Write out, please, the line containing "Convert this document image to plain text." together with all lines after it, up to and including the last one, with no other output.

(DATA TO PROCESS)
___

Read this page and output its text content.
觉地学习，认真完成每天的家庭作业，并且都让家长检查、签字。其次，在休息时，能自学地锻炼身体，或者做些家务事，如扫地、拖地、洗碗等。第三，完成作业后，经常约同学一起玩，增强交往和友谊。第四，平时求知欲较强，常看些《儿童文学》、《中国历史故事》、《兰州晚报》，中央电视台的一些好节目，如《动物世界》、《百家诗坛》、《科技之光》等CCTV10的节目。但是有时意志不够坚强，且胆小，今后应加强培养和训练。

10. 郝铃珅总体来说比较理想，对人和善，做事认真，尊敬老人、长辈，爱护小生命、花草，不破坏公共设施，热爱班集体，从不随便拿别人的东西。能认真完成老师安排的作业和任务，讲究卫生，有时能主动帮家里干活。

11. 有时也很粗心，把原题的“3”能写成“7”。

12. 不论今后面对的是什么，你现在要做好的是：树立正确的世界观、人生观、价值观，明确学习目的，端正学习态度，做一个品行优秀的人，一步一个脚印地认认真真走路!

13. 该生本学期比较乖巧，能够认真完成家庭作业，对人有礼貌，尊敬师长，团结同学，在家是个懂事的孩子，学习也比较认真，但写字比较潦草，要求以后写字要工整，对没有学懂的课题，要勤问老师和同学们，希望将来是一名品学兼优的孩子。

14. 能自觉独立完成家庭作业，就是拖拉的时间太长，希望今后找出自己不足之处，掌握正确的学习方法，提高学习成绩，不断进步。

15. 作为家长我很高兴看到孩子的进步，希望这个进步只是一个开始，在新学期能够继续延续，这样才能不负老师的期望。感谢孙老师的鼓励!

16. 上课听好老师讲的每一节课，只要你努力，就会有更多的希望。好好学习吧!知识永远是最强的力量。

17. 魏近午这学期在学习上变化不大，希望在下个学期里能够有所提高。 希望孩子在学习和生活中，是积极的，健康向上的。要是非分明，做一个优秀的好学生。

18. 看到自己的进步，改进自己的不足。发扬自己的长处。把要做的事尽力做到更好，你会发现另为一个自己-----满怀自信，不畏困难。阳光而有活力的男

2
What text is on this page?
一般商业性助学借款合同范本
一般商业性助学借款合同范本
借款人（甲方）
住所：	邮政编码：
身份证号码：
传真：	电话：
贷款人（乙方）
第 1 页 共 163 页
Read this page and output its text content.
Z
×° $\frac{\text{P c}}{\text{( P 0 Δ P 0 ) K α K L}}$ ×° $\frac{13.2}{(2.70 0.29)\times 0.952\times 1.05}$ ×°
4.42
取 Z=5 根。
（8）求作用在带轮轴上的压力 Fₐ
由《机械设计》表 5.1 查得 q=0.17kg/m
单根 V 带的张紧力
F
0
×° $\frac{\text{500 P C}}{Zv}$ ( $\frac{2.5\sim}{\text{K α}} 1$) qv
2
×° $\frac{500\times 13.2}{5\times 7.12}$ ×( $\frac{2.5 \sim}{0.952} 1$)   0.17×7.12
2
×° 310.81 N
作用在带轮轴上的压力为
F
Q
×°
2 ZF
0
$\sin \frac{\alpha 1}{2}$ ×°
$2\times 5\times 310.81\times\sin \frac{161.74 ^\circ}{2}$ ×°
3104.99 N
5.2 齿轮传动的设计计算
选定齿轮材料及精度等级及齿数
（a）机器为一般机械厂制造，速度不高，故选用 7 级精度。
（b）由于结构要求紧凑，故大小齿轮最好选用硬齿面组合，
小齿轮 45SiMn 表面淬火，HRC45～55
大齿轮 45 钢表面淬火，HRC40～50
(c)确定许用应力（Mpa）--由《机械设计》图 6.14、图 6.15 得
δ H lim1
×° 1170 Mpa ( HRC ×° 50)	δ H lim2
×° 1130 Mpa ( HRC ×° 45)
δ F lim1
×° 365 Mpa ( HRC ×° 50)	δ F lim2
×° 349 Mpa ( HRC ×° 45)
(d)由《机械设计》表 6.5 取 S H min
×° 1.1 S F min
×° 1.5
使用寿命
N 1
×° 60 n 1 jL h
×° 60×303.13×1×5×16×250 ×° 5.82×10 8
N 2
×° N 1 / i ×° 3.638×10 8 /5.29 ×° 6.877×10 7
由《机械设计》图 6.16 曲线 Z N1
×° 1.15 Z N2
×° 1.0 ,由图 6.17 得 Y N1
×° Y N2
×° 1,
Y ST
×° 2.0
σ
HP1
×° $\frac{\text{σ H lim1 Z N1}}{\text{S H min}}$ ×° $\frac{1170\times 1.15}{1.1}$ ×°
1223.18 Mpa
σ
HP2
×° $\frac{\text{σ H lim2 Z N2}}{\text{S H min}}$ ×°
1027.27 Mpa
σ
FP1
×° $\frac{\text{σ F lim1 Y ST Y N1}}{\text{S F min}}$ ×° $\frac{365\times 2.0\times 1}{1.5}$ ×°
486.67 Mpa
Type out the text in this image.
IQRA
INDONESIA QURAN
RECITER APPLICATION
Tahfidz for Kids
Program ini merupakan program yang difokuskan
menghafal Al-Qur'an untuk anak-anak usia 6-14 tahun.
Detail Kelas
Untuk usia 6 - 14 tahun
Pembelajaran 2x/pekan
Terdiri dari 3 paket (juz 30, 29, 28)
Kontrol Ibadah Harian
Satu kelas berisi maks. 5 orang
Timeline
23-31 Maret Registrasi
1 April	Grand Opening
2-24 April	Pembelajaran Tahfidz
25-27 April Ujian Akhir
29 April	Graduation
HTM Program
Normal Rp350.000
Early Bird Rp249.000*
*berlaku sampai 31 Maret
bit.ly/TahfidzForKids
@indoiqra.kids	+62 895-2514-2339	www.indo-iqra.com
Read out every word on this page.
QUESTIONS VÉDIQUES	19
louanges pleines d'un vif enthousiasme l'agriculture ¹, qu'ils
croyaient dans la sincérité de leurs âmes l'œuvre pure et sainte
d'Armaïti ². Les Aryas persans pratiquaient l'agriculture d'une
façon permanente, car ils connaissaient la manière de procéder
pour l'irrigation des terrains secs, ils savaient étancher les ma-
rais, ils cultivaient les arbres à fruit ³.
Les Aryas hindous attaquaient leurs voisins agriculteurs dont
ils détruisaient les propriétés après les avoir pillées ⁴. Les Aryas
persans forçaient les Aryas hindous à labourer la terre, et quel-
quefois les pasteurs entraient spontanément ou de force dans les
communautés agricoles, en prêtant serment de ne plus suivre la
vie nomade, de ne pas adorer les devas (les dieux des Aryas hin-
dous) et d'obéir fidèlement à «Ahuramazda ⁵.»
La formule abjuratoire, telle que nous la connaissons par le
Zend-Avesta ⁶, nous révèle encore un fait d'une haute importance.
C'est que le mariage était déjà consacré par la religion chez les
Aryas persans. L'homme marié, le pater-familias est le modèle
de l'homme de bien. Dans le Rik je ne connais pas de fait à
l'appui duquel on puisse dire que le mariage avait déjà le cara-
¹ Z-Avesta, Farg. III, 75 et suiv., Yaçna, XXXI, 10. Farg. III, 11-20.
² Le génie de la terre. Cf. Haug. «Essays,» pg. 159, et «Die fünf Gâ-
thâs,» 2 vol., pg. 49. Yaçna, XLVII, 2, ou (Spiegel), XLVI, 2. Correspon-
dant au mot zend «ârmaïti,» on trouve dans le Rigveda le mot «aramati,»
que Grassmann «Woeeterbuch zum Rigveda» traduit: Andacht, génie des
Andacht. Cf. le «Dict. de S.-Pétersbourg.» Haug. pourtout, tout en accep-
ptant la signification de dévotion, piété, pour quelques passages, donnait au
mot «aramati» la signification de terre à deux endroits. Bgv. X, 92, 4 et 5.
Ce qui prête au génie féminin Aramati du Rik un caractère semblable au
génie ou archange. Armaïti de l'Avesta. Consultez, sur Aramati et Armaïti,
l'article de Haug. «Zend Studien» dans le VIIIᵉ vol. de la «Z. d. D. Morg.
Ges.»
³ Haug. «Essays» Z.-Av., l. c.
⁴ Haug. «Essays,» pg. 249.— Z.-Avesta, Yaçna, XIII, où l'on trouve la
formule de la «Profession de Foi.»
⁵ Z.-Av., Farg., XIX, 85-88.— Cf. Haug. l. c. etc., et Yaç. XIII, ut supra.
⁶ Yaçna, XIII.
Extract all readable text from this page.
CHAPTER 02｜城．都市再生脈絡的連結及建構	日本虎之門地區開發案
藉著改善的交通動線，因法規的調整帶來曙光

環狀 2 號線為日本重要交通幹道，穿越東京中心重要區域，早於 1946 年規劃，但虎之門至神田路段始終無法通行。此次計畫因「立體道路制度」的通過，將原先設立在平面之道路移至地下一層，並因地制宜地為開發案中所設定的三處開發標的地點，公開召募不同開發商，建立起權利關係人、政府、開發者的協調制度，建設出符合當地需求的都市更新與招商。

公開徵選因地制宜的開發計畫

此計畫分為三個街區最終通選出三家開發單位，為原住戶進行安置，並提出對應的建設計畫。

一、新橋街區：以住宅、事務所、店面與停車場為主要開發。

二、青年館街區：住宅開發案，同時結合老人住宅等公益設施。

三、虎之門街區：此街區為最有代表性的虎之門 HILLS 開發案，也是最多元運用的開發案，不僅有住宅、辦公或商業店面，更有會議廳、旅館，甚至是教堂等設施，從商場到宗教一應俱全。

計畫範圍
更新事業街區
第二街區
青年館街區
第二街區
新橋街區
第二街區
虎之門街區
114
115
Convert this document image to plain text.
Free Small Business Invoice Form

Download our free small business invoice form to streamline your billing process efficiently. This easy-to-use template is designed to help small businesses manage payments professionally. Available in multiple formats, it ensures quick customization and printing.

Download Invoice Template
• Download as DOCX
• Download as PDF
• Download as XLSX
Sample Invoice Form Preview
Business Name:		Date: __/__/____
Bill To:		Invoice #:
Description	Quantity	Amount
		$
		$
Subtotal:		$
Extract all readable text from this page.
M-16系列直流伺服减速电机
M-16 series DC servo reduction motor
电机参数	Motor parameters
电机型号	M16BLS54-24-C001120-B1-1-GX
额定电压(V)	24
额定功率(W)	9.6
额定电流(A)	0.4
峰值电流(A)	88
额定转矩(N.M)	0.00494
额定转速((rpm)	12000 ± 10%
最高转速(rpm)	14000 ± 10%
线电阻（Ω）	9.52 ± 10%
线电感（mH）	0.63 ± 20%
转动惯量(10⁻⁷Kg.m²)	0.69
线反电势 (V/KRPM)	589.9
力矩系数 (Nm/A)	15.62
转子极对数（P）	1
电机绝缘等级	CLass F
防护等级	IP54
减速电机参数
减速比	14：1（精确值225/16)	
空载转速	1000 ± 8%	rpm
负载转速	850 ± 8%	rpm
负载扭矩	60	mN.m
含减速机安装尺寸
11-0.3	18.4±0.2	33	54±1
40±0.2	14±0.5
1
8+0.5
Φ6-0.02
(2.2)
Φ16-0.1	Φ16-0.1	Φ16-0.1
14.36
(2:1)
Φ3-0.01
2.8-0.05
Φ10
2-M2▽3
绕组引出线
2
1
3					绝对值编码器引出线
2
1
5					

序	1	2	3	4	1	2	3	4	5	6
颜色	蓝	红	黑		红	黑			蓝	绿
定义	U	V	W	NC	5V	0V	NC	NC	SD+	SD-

___

(WRITTEN REPLY)
Convert this document image to plain text.
Free Small Business Invoice Form

Download our free small business invoice form to streamline your billing process efficiently. This easy-to-use template is designed to help small businesses manage payments professionally. Available in multiple formats, it ensures quick customization and printing.

Download Invoice Template
• Download as DOCX
• Download as PDF
• Download as XLSX
Sample Invoice Form Preview
Business Name:		Date: __/__/____
Bill To:		Invoice #:
Description	Quantity	Amount
		$
		$
Subtotal:		$
Extract all readable text from this page.
M-16系列直流伺服减速电机
M-16 series DC servo reduction motor
电机参数	Motor parameters
电机型号	M16BLS54-24-C001120-B1-1-GX
额定电压(V)	24
额定功率(W)	9.6
额定电流(A)	0.4
峰值电流(A)	88
额定转矩(N.M)	0.00494
额定转速((rpm)	12000 ± 10%
最高转速(rpm)	14000 ± 10%
线电阻（Ω）	9.52 ± 10%
线电感（mH）	0.63 ± 20%
转动惯量(10⁻⁷Kg.m²)	0.69
线反电势 (V/KRPM)	589.9
力矩系数 (Nm/A)	15.62
转子极对数（P）	1
电机绝缘等级	CLass F
防护等级	IP54
减速电机参数
减速比	14：1（精确值225/16)	
空载转速	1000 ± 8%	rpm
负载转速	850 ± 8%	rpm
负载扭矩	60	mN.m
含减速机安装尺寸
11-0.3	18.4±0.2	33	54±1
40±0.2	14±0.5
1
8+0.5
Φ6-0.02
(2.2)
Φ16-0.1	Φ16-0.1	Φ16-0.1
14.36
(2:1)
Φ3-0.01
2.8-0.05
Φ10
2-M2▽3
绕组引出线
2
1
3					绝对值编码器引出线
2
1
5					

序	1	2	3	4	1	2	3	4	5	6
颜色	蓝	红	黑		红	黑			蓝	绿
定义	U	V	W	NC	5V	0V	NC	NC	SD+	SD-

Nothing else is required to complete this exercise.